| PROBLEM DETAILS |
Return every entry exactly.

=====

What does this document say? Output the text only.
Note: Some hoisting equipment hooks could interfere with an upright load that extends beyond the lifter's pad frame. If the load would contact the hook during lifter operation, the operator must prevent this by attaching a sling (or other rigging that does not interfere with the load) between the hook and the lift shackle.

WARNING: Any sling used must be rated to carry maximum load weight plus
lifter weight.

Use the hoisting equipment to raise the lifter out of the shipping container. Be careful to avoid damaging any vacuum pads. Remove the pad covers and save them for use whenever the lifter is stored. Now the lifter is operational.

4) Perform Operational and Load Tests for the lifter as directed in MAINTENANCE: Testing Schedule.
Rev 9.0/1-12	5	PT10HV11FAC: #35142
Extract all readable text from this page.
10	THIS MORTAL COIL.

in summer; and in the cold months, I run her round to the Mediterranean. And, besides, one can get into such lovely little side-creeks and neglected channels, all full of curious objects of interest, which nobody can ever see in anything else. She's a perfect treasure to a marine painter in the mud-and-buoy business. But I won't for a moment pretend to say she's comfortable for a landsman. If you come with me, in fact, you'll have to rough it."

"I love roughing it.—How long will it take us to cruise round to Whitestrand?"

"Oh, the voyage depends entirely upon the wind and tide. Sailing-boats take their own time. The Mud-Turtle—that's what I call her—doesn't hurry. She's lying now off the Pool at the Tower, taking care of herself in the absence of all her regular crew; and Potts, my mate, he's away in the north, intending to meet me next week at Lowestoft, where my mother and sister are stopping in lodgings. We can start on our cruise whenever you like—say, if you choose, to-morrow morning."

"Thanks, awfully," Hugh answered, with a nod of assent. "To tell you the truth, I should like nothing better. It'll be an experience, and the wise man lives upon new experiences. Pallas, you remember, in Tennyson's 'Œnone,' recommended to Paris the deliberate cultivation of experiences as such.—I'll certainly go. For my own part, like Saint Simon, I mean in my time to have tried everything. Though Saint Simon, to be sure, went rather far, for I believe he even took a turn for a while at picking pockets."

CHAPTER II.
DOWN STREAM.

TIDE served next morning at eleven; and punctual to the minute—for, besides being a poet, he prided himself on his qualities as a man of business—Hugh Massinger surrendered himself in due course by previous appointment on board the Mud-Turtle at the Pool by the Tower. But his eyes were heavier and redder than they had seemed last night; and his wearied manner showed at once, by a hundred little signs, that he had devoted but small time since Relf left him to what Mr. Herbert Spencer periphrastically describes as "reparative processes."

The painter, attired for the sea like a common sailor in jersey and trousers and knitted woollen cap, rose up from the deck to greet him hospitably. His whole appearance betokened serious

=====

| EXERCISE RESULT |
What does this document say? Output the text only.
Note: Some hoisting equipment hooks could interfere with an upright load that extends beyond the lifter's pad frame. If the load would contact the hook during lifter operation, the operator must prevent this by attaching a sling (or other rigging that does not interfere with the load) between the hook and the lift shackle.

WARNING: Any sling used must be rated to carry maximum load weight plus
lifter weight.

Use the hoisting equipment to raise the lifter out of the shipping container. Be careful to avoid damaging any vacuum pads. Remove the pad covers and save them for use whenever the lifter is stored. Now the lifter is operational.

4) Perform Operational and Load Tests for the lifter as directed in MAINTENANCE: Testing Schedule.
Rev 9.0/1-12	5	PT10HV11FAC: #35142
Extract all readable text from this page.
10	THIS MORTAL COIL.

in summer; and in the cold months, I run her round to the Mediterranean. And, besides, one can get into such lovely little side-creeks and neglected channels, all full of curious objects of interest, which nobody can ever see in anything else. She's a perfect treasure to a marine painter in the mud-and-buoy business. But I won't for a moment pretend to say she's comfortable for a landsman. If you come with me, in fact, you'll have to rough it."

"I love roughing it.—How long will it take us to cruise round to Whitestrand?"

"Oh, the voyage depends entirely upon the wind and tide. Sailing-boats take their own time. The Mud-Turtle—that's what I call her—doesn't hurry. She's lying now off the Pool at the Tower, taking care of herself in the absence of all her regular crew; and Potts, my mate, he's away in the north, intending to meet me next week at Lowestoft, where my mother and sister are stopping in lodgings. We can start on our cruise whenever you like—say, if you choose, to-morrow morning."

"Thanks, awfully," Hugh answered, with a nod of assent. "To tell you the truth, I should like nothing better. It'll be an experience, and the wise man lives upon new experiences. Pallas, you remember, in Tennyson's 'Œnone,' recommended to Paris the deliberate cultivation of experiences as such.—I'll certainly go. For my own part, like Saint Simon, I mean in my time to have tried everything. Though Saint Simon, to be sure, went rather far, for I believe he even took a turn for a while at picking pockets."

CHAPTER II.
DOWN STREAM.

TIDE served next morning at eleven; and punctual to the minute—for, besides being a poet, he prided himself on his qualities as a man of business—Hugh Massinger surrendered himself in due course by previous appointment on board the Mud-Turtle at the Pool by the Tower. But his eyes were heavier and redder than they had seemed last night; and his wearied manner showed at once, by a hundred little signs, that he had devoted but small time since Relf left him to what Mr. Herbert Spencer periphrastically describes as "reparative processes."

The painter, attired for the sea like a common sailor in jersey and trousers and knitted woollen cap, rose up from the deck to greet him hospitably. His whole appearance betokened serious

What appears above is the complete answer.